[Set task 1] Retype the part of the retail passage starting with "I am apparently" and going on through "my applications tonight.".

It’s nine o’clock in the morning and the store is about to open. I have been at work for over an hour counting money and setting up cashier stations. Ace of Base’s song, All That She Wants plays on the loudspeakers. Again. Spoiler alert: all that she wants, is another baby. Welcome to a day in retail.

“I’m sorry we don’t have much to do,” my manager says to me. “Things will pick up later today.” I ask him if it's okay for me to write while I wait. He thinks about it a second, “I don’t think the head manager would like that.” Other associates are talking to one another, bouncing balls, wandering round aimlessly--but it is my writing that would reflect badly on the company.

I am apparently to just stand. Doing nothing. Even when there are no customers in the store.

“Try to look friendly,” he tells me.

It is at this point that I realize that I don’t want to do retail. If I had any doubts about the validity of applying to masters programs for next year, these doubts are now assuaged.

He calls another manager. “Hey, why don't you bring those shirts forward. I’m going to get Adelaide to fold them. Just thought, you know, that I’d give her something to do.”

I decide that I will start working on my applications tonight.

I am the only cashier on duty, which means no ten minute breaks. While these are legally mandated, it doesn’t really bother me. I would most likely be told to do nothing there as well. “Yeah, just sit there. Try not to drool.”

[Set task 2] Echo the records starting with their very first line and going on through the line with "omega-cell-0 — [68, 406, 83, 504]", including that line, and nothing else.

[Extracted material]
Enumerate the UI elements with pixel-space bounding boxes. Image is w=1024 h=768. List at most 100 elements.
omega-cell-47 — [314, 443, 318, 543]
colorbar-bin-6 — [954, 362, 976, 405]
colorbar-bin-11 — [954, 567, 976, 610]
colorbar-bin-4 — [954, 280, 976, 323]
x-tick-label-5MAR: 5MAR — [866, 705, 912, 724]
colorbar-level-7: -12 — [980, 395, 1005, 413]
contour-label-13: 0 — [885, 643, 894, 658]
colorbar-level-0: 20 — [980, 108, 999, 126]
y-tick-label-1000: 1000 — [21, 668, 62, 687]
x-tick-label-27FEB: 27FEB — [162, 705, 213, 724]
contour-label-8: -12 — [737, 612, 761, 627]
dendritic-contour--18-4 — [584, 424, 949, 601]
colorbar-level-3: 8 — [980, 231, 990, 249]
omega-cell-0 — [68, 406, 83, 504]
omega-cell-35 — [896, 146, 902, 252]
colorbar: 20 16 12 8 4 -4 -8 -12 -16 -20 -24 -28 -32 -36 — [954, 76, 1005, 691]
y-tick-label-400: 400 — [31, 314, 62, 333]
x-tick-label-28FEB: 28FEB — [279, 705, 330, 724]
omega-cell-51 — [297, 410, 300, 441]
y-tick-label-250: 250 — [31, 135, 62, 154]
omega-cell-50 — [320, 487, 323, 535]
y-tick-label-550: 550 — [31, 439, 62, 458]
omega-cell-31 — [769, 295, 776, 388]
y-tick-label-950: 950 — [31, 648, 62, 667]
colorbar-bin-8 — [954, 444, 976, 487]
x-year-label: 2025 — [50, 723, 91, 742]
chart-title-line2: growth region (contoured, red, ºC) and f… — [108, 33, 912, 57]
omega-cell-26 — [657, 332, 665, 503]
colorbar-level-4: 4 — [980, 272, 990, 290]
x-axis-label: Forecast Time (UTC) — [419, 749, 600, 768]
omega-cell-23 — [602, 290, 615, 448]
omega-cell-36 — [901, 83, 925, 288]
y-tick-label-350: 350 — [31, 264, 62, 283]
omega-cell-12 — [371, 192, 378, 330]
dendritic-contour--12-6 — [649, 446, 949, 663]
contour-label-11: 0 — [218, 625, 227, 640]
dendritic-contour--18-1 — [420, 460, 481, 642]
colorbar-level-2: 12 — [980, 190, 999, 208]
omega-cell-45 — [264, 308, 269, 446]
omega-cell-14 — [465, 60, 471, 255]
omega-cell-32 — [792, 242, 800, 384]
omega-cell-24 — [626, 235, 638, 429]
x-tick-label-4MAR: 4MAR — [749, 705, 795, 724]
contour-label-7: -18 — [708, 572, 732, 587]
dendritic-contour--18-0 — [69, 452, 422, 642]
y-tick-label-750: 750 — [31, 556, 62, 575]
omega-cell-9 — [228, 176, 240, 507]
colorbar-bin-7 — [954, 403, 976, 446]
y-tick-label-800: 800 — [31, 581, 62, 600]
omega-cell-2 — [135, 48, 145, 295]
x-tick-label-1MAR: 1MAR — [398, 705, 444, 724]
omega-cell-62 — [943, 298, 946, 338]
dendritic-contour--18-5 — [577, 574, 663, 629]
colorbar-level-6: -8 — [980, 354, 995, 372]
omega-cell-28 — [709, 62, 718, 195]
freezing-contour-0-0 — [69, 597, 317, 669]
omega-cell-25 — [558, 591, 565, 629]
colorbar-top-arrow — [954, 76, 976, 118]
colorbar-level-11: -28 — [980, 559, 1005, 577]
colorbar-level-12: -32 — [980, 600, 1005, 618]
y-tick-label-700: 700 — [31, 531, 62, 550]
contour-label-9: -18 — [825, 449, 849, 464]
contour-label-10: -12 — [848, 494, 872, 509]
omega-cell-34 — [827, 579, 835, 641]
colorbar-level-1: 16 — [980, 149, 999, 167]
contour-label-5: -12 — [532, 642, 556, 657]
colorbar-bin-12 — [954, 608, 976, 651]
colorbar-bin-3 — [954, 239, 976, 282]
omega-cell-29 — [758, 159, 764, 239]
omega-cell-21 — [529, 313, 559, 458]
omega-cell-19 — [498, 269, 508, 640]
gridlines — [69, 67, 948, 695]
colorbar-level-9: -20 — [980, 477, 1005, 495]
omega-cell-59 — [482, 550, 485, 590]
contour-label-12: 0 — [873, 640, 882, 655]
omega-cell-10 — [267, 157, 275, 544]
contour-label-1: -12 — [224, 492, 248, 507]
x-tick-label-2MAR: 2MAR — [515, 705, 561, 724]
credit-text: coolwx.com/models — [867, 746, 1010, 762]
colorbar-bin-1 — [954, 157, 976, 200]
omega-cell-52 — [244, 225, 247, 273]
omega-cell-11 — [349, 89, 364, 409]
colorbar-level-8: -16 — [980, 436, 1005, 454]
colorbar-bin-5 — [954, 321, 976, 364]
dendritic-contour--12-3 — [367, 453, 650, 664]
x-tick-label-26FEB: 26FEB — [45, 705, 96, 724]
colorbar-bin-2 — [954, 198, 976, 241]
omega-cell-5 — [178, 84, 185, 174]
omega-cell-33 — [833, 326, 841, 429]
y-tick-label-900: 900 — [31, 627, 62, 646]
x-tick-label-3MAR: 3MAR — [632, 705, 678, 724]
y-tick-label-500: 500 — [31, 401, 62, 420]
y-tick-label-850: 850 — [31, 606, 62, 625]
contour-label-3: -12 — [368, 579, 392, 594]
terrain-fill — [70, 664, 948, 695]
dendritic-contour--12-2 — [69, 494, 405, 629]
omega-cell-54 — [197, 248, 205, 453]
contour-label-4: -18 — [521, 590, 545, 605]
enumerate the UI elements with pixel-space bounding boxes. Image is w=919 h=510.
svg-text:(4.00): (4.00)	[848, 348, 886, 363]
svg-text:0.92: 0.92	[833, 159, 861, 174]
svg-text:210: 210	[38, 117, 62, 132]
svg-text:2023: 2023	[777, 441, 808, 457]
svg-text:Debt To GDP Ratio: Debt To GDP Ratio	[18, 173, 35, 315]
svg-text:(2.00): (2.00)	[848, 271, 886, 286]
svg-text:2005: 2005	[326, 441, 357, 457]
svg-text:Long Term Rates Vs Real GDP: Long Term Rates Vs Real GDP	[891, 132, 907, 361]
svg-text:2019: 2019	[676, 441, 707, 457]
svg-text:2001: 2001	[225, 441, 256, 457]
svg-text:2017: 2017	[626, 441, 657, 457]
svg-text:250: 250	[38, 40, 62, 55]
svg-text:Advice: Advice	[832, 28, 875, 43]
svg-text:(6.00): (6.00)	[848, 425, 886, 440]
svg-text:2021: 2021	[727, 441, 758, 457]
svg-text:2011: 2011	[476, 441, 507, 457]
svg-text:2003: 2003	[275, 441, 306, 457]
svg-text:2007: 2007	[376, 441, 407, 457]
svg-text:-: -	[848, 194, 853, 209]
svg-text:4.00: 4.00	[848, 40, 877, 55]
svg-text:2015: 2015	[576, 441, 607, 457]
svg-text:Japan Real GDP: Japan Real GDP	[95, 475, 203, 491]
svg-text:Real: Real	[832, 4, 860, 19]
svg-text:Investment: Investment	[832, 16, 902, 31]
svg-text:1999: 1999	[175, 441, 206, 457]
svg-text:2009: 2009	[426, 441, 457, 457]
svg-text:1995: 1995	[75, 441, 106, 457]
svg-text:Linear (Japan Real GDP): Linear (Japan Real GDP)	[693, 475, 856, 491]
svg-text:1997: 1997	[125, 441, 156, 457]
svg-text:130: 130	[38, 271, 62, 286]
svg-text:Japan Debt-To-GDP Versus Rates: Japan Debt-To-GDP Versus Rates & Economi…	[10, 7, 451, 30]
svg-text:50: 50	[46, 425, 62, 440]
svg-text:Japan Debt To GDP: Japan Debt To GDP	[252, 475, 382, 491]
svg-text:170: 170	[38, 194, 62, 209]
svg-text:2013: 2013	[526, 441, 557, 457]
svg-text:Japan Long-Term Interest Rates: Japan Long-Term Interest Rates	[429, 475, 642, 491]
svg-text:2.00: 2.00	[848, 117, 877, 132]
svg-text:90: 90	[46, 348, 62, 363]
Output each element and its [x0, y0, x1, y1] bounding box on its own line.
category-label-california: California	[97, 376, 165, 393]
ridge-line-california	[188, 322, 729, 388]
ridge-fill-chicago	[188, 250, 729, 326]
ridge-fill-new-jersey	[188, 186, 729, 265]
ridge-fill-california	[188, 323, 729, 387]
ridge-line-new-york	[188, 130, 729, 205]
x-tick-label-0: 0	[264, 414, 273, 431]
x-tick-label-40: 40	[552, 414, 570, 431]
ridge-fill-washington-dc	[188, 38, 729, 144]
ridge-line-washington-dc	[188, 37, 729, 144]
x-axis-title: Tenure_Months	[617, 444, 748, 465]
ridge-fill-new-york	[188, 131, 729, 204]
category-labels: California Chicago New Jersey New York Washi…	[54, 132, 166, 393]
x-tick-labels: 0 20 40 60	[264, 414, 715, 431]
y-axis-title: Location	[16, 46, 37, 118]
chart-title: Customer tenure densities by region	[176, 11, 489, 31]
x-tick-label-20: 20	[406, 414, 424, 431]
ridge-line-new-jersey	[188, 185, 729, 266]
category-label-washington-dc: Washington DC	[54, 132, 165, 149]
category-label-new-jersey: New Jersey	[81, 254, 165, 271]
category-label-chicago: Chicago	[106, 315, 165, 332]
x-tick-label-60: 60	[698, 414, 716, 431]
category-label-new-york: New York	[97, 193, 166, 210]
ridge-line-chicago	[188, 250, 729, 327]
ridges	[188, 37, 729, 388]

[Written reply 1]
I am apparently to just stand. Doing nothing. Even when there are no customers in the store.

“Try to look friendly,” he tells me.

It is at this point that I realize that I don’t want to do retail. If I had any doubts about the validity of applying to masters programs for next year, these doubts are now assuaged.

He calls another manager. “Hey, why don't you bring those shirts forward. I’m going to get Adelaide to fold them. Just thought, you know, that I’d give her something to do.”

I decide that I will start working on my applications tonight.

[Written reply 2]
Enumerate the UI elements with pixel-space bounding boxes. Image is w=1024 h=768. List at most 100 elements.
omega-cell-47 — [314, 443, 318, 543]
colorbar-bin-6 — [954, 362, 976, 405]
colorbar-bin-11 — [954, 567, 976, 610]
colorbar-bin-4 — [954, 280, 976, 323]
x-tick-label-5MAR: 5MAR — [866, 705, 912, 724]
colorbar-level-7: -12 — [980, 395, 1005, 413]
contour-label-13: 0 — [885, 643, 894, 658]
colorbar-level-0: 20 — [980, 108, 999, 126]
y-tick-label-1000: 1000 — [21, 668, 62, 687]
x-tick-label-27FEB: 27FEB — [162, 705, 213, 724]
contour-label-8: -12 — [737, 612, 761, 627]
dendritic-contour--18-4 — [584, 424, 949, 601]
colorbar-level-3: 8 — [980, 231, 990, 249]
omega-cell-0 — [68, 406, 83, 504]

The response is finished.